##### Given data

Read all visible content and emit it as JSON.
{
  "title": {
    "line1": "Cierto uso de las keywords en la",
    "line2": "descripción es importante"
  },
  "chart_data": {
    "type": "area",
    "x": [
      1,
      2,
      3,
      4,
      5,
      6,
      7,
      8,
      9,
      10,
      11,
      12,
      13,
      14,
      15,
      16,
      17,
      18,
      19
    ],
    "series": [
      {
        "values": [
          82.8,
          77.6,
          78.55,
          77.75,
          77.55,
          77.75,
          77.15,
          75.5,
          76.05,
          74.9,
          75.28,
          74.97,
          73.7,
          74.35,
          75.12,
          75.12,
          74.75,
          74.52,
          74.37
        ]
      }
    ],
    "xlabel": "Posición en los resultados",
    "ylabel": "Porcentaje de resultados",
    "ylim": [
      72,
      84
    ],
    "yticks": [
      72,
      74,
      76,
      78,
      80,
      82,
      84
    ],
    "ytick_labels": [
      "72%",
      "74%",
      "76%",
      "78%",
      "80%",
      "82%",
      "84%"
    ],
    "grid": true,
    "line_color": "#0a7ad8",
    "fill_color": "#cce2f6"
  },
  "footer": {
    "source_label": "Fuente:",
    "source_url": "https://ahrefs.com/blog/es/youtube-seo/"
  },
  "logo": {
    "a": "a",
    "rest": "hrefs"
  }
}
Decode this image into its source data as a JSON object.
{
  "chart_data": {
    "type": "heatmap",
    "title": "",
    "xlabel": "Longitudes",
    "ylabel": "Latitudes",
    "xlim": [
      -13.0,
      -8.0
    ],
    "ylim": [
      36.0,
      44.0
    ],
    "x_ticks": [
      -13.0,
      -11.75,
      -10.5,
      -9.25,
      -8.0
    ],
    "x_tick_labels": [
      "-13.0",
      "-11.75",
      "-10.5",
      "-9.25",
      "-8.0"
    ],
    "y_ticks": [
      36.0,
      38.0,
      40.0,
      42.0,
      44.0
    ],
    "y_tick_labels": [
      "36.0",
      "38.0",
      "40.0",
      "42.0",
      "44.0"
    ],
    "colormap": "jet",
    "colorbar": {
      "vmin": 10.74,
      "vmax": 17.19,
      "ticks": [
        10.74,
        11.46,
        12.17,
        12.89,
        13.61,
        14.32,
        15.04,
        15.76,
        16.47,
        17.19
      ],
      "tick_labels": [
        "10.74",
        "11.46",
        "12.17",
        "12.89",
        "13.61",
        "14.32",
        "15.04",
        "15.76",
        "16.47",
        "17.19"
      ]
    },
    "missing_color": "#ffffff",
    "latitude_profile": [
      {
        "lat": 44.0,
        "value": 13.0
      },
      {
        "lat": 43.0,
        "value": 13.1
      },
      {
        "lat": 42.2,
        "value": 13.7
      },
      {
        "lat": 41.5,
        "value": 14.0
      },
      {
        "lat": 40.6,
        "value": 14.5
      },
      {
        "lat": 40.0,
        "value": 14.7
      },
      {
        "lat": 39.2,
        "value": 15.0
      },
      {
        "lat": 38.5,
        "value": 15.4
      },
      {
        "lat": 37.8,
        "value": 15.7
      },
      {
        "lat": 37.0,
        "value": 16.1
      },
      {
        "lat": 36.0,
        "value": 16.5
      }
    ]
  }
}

##########

• [Description of the task]: Count the lines of the data that include the string "xlabel", and give only that number.

• [Written solution]: 2